Reproduce all entries word for word.

(Entries from a dataset)
§
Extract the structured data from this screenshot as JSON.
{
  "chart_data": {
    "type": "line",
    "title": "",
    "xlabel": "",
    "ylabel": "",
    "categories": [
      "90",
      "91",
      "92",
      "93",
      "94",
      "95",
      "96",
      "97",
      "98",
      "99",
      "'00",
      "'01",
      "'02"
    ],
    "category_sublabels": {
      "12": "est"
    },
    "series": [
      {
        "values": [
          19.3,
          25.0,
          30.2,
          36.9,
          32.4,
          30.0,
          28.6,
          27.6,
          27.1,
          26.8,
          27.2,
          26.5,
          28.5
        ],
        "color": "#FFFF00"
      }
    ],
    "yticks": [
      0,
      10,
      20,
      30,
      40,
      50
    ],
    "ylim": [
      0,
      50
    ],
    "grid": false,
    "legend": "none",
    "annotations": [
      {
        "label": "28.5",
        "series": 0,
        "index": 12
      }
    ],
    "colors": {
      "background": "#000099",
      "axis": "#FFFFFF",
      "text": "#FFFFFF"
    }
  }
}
§
Problem solution:
Extract the structured data from this screenshot as JSON.
{
  "chart_data": {
    "type": "line",
    "title": "",
    "xlabel": "",
    "ylabel": "",
    "categories": [
      "90",
      "91",
      "92",
      "93",
      "94",
      "95",
      "96",
      "97",
      "98",
      "99",
      "'00",
      "'01",
      "'02"
    ],
    "category_sublabels": {
      "12": "est"
    },
    "series": [
      {
        "values": [
          19.3,
          25.0,
          30.2,
          36.9,
          32.4,
          30.0,
          28.6,
          27.6,
          27.1,
          26.8,
          27.2,
          26.5,
          28.5
        ],
        "color": "#FFFF00"
      }
    ],
    "yticks": [
      0,
      10,
      20,
      30,
      40,
      50
    ],
    "ylim": [
      0,
      50
    ],
    "grid": false,
    "legend": "none",
    "annotations": [
      {
        "label": "28.5",
        "series": 0,
        "index": 12
      }
    ],
    "colors": {
      "background": "#000099",
      "axis": "#FFFFFF",
      "text": "#FFFFFF"
    }
  }
}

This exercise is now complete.